Document passage:
Re: [PATCH 4/7] ovl: add infrastructure for intercepting file ops

From: Amir Goldstein
Date: Fri Nov 25 2016 - 00:23:09 EST


On Thu, Nov 24, 2016 at 4:08 PM, Amir Goldstein <amir73il@xxxxxxxxx> wrote:
> On Thu, Nov 24, 2016 at 3:51 PM, Miklos Szeredi <miklos@xxxxxxxxxx> wrote:
>> On Thu, Nov 24, 2016 at 2:12 PM, Amir Goldstein <amir73il@xxxxxxxxx> wrote:
>>> On Thu, Nov 24, 2016 at 2:03 PM, Miklos Szeredi <miklos@xxxxxxxxxx> wrote:
>>>> On Thu, Nov 24, 2016 at 12:52 PM, Amir Goldstein <amir73il@xxxxxxxxx> wrote:
>>>>> On Thu, Nov 24, 2016 at 12:55 PM, Miklos Szeredi <mszeredi@xxxxxxxxxx> wrote:
>>>>
>>>>>> + /*
>>>>>> + * These should be intercepted, but they are very unlikely to be
>>>>>> + * a problem in practice. Leave them alone for now.
>>>>>
>>>>> It could also be handled in vfs helpers.
>>>>> Since these ops all start with establishing that src and dest are on
>>>>> the same sb,
>>>>> then the cost of copy up of src is the cost of clone_file_range from
>>>>> lower to upper,
>>>>> so it is probably worth to copy up src and leave those fops alone.
>>>>>
>>>>>> + */
>>>>>> + ofop->fops.copy_file_range = orig->copy_file_range;
>>>>>> + ofop->fops.clone_file_range = orig->clone_file_range;
>>>>>> + ofop->fops.dedupe_file_range = orig->dedupe_file_range;
>>>>
>>>> Not sure I understand. Why should we copy up src? Copy up is the
>>>> problem not the solution.

Exercise task a: In the patch discussion, what do the copy, clone and dedupe file operations all start by establishing?

Given data:
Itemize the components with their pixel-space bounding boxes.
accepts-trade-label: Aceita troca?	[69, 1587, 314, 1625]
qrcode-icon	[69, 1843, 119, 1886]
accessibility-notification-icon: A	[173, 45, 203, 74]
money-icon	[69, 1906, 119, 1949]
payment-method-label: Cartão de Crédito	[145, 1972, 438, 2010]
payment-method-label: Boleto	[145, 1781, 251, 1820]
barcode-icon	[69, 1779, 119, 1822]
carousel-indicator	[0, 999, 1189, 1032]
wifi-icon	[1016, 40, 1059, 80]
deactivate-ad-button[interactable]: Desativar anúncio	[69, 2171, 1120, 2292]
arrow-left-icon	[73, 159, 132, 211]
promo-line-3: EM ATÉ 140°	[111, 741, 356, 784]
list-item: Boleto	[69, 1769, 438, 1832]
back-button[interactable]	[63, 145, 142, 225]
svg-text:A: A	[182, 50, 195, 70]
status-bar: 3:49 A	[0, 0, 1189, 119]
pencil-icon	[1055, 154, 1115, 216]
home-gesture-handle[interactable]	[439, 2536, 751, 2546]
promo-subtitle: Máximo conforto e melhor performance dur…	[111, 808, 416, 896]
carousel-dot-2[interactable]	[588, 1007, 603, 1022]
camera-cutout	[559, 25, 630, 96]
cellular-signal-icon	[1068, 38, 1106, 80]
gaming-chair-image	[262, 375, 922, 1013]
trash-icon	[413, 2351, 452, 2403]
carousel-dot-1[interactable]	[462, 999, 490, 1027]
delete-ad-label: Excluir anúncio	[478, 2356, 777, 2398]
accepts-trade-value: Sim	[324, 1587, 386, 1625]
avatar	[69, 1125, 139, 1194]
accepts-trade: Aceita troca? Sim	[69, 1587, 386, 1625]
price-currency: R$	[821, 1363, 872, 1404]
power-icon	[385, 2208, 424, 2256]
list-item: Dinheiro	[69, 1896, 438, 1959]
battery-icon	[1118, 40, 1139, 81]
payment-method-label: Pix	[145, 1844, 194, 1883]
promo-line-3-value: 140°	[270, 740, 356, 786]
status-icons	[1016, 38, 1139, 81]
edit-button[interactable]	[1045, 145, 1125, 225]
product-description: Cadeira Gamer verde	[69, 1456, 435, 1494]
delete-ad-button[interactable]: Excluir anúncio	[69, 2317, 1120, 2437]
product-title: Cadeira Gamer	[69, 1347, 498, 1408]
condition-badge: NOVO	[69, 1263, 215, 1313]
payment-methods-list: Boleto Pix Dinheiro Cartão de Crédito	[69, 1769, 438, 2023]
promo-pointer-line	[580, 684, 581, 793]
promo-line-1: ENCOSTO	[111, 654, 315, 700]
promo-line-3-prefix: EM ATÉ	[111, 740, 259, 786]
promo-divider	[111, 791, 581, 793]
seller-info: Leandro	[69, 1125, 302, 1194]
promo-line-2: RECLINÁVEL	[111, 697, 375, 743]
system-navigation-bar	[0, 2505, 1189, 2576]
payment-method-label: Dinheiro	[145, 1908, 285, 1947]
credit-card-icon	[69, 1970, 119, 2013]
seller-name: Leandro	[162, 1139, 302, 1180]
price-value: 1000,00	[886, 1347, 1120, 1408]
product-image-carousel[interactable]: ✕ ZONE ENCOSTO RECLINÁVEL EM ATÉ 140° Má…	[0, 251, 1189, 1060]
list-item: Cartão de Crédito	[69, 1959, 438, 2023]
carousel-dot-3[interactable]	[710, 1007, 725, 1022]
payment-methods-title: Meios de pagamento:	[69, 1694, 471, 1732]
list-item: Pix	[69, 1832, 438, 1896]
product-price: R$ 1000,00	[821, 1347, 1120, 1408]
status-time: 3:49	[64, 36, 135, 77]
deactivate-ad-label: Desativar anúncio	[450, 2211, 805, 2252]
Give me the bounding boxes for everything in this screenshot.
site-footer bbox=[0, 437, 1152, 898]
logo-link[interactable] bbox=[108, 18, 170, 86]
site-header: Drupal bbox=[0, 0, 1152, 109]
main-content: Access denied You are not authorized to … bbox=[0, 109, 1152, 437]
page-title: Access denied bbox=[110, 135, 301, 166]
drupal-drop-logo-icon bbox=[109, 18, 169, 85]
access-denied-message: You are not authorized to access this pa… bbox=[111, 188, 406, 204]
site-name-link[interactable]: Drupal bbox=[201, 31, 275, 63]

Exercise task b: Copy the lines of the entries verbatim, starting at the first line of the entries and ending at the line containing "0, 1189, 119]".

Answer a: That src and dest are on the same sb.

Answer b:
Itemize the components with their pixel-space bounding boxes.
accepts-trade-label: Aceita troca?	[69, 1587, 314, 1625]
qrcode-icon	[69, 1843, 119, 1886]
accessibility-notification-icon: A	[173, 45, 203, 74]
money-icon	[69, 1906, 119, 1949]
payment-method-label: Cartão de Crédito	[145, 1972, 438, 2010]
payment-method-label: Boleto	[145, 1781, 251, 1820]
barcode-icon	[69, 1779, 119, 1822]
carousel-indicator	[0, 999, 1189, 1032]
wifi-icon	[1016, 40, 1059, 80]
deactivate-ad-button[interactable]: Desativar anúncio	[69, 2171, 1120, 2292]
arrow-left-icon	[73, 159, 132, 211]
promo-line-3: EM ATÉ 140°	[111, 741, 356, 784]
list-item: Boleto	[69, 1769, 438, 1832]
back-button[interactable]	[63, 145, 142, 225]
svg-text:A: A	[182, 50, 195, 70]
status-bar: 3:49 A	[0, 0, 1189, 119]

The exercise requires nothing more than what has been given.